▶ [OPDRACHT 1]:
Welke transitie is volgens Hanneke in het tekstfragment over de transities cruciaal voor het slagen van de andere transities?
▶ [OPDRACHT 2]:
Ga verder met het tekstfragment over de transities, beginnend na de laatste zin.

▶ [TEKSTFRAGMENT]:
---*---

Wat was de grootste eyeopener voor jullie?
Rinke: “Dat alles zoveel meer met elkaar verbonden is dan je denkt. Mensen die zich met de ene transitie bezighouden, realiseren zich vaak niet dat die ook consequenties heeft voor de andere transities. Daarover moet ook binnen Milieudefensie zelf meer worden gepraat.” Hanneke: “Ik wist al wel dat de landbouwtransitie belangrijk was, maar dat hij zo’n enorm effect heeft, verraste mij wel. Het slagen van die transitie is cruciaal voor het slagen van de andere transities.”
Is er in jullie visie ook ruimte voor de natuur? Die neemt immers niet alleen veel CO2 op, maar we delen deze wereld ook met niet-menselijke wezens.
Hanneke: “Dat is een goede en terechte vraag. In het onderzoek zijn we ervan uitgegaan dat de beschermde natuur blijft zoals die is, maar een collega wees me er al op dat er volgens de bossenstrategie van de Europese Commissie (een belangrijk instrument om de Europese klimaatdoelstellingen te halen – red.) juist méér bos moet komen. In onze visie komt er land vrij, dus daarvan zou je een deel kunnen gebruiken. Daarnaast is er bij agro- ecologische landbouw meer ruimte voor biodiversiteit. Het beschikbare land wordt dan gedeeld met andere organismen. Bovendien is zo’n systeem ook nog eens weerbaarder tegen ziekten en plagen. Het gebruik van minder of geen bestrijdingsmiddelen is natuurlijk ook goed nieuws voor de biodiversiteit.”
Wat wil Milieudefensie?
Voedseltransitie
Wat? Agro-ecologische kringlooplandbouw, waarbij geen veevoer van buiten Europa wordt geïmporteerd. Omdat het verbouwen van veevoer veel ontbossing elders veroorzaakt én omdat met het transport veel CO2 wordt uitgestoten.

---*---

▶ [AANGELEVERDE GEGEVENS]:

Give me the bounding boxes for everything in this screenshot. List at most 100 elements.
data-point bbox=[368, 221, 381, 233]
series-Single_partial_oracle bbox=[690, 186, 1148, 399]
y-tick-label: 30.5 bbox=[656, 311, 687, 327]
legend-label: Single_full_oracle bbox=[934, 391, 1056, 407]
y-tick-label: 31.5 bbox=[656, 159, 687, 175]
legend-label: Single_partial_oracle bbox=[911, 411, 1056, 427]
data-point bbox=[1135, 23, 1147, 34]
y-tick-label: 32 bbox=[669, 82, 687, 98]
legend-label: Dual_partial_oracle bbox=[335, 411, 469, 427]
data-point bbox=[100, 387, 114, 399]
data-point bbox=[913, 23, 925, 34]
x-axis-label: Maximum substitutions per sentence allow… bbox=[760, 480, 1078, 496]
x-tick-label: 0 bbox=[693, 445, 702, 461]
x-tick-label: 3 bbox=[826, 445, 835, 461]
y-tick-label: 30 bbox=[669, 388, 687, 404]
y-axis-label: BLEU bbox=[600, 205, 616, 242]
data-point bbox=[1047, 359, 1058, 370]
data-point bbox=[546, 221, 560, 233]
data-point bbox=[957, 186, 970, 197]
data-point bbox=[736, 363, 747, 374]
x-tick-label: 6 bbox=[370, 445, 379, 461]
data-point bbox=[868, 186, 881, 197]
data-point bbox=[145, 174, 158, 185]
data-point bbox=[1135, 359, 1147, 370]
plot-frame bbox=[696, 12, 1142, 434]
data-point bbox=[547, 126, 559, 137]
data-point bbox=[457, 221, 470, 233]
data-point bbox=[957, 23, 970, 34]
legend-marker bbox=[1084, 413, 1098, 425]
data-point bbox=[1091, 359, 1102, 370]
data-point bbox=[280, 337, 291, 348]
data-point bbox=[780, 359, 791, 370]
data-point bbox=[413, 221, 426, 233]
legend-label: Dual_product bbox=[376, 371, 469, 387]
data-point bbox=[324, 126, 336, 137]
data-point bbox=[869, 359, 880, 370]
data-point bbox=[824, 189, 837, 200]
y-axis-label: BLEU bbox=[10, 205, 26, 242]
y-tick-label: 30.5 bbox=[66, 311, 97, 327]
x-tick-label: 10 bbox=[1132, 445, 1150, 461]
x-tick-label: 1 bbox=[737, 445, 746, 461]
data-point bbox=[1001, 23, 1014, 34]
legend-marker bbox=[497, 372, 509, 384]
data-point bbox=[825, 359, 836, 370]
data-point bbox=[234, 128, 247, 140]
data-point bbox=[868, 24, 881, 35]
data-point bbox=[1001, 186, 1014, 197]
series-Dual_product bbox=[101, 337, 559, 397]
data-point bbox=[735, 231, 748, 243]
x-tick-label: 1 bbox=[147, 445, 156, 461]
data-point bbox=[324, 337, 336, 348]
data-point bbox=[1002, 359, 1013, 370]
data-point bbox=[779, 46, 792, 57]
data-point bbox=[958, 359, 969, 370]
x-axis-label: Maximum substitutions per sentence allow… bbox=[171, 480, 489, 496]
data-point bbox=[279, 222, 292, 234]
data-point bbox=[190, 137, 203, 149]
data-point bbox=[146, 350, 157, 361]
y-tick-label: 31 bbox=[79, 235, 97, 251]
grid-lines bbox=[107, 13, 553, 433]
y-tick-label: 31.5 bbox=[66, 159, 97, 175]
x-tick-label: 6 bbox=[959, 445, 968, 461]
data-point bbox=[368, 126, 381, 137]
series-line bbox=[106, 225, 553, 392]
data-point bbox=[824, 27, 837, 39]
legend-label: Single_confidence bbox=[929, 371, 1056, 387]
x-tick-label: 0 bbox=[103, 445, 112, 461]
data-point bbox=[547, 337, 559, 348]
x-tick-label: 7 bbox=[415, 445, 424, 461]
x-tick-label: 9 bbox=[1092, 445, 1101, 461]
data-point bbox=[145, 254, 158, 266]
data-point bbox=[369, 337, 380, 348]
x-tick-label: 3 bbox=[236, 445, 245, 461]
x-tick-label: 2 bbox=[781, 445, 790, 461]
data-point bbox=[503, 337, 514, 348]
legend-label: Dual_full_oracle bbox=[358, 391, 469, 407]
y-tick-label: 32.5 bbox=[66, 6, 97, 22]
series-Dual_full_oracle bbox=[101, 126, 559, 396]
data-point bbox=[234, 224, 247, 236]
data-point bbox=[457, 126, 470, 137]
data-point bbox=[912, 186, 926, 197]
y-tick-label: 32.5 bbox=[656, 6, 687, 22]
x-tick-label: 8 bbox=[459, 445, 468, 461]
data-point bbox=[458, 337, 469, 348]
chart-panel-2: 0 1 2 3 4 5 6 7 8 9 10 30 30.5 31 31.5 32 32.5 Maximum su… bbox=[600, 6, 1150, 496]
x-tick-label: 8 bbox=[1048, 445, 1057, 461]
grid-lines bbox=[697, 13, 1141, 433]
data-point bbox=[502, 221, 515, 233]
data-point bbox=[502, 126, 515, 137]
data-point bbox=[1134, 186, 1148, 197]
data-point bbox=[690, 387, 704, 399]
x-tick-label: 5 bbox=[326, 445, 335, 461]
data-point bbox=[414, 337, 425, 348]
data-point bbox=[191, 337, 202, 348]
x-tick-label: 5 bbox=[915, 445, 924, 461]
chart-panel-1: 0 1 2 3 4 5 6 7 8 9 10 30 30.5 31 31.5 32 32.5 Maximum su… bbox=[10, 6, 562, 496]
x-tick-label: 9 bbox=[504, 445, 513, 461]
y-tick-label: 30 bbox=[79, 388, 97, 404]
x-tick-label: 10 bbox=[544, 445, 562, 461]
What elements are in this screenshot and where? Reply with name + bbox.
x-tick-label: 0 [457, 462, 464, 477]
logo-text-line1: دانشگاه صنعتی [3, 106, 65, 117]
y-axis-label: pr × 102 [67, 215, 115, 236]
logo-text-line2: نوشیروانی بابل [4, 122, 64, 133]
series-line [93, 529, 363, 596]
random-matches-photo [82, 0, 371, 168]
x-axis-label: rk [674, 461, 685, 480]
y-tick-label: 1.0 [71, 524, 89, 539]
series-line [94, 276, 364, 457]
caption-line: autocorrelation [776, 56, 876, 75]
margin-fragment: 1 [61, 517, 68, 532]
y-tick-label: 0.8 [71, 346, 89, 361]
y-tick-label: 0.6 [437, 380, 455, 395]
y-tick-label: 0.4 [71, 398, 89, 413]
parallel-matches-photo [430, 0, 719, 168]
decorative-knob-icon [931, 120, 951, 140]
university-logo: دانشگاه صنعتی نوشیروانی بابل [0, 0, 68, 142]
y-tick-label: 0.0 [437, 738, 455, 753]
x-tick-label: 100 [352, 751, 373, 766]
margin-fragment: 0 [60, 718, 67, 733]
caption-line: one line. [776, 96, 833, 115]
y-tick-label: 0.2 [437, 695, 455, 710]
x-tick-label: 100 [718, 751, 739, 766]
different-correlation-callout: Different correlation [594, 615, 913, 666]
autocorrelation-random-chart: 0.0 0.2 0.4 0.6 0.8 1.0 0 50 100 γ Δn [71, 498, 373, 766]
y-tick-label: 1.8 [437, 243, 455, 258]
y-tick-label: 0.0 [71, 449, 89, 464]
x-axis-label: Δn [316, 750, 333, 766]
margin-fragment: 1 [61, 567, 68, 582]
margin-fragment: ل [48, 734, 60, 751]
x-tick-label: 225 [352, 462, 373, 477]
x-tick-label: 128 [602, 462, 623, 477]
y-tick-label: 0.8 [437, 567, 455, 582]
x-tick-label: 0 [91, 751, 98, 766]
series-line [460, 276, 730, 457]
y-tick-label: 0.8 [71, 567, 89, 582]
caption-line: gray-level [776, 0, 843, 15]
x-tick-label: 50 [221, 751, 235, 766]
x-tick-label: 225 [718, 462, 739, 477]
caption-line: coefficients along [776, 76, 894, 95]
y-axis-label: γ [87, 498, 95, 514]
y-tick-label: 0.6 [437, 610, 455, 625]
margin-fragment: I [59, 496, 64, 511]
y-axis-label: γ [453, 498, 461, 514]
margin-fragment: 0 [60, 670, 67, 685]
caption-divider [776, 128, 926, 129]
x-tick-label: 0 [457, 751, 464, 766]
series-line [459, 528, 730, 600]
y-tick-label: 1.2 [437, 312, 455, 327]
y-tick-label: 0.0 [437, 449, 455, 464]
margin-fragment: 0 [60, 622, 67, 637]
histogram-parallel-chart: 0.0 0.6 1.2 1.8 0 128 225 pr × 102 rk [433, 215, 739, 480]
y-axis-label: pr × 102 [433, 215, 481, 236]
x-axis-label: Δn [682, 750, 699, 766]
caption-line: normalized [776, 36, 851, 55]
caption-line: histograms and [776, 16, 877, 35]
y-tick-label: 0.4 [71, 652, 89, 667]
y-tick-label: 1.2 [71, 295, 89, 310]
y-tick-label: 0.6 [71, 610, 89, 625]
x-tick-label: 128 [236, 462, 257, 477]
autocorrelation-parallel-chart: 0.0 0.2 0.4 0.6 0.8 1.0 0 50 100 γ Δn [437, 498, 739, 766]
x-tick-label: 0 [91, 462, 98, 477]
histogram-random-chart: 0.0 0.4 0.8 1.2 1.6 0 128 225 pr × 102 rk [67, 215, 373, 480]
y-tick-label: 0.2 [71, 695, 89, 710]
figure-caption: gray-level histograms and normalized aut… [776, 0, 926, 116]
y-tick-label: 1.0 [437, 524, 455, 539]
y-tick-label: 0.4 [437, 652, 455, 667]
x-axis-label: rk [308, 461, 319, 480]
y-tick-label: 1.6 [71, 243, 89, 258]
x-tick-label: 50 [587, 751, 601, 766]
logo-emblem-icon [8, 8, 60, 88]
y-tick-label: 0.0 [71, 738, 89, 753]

---*---

▶ [ANTWOORD 1]:
De landbouwtransitie.

▶ [ANTWOORD 2]:
Hoe? Milieudefensie eist van 29 grote bedrijven dat ze met concrete klimaatplannen komen, in lijn met het Akkoord van Parijs. Op die lijst staan ook voedselbedrijven, zoals Ahold en Unilever. Als zij inzetten op minder productie van vlees en zuivel verandert er écht iets. Een van de concrete eisen aan Ahold is bijvoorbeeld dat 70 procent van alle eiwit die het bedrijf verkoopt plantaardig moet zijn.
Energietransitie
Wat? Zoveel mogelijk hernieuwbare energie van zon en wind. En belangrijker nog: veel minder energieconsumptie. Stoppen met fossiel en zoveel mogelijk elektrificeren.
Hoe? Op de lijst van 29 meest vervuilende bedrijven staan ook energiebedrijven zoals Shell en Vitol. Milieudefensie voert de druk zoveel mogelijk op – met rechtszaken, lobbywerk, demonstraties en meer – zodat ook zij hun verantwoordelijkheid nemen voor de transitie.
Materialentransitie
Wat? Vermindering van grondstoffenverbruik, meer hergebruik en recycling. Biobased materialen ter vervanging van fossiele grondstoffen. De visie op deze transitie wordt nog verder uitgewerkt.
Hoe? Onder de 29 grote bedrijven zijn ook producenten die veel (fossiele) grondstoffen gebruiken, zoals AkzoNobel en DSM. Zij kunnen als katalysator dienen voor de hele bedrijfstak. Verder brengt Milieudefensie de transitie onder de aandacht bij beleidsmakers en politici die wet- en regelgeving maken.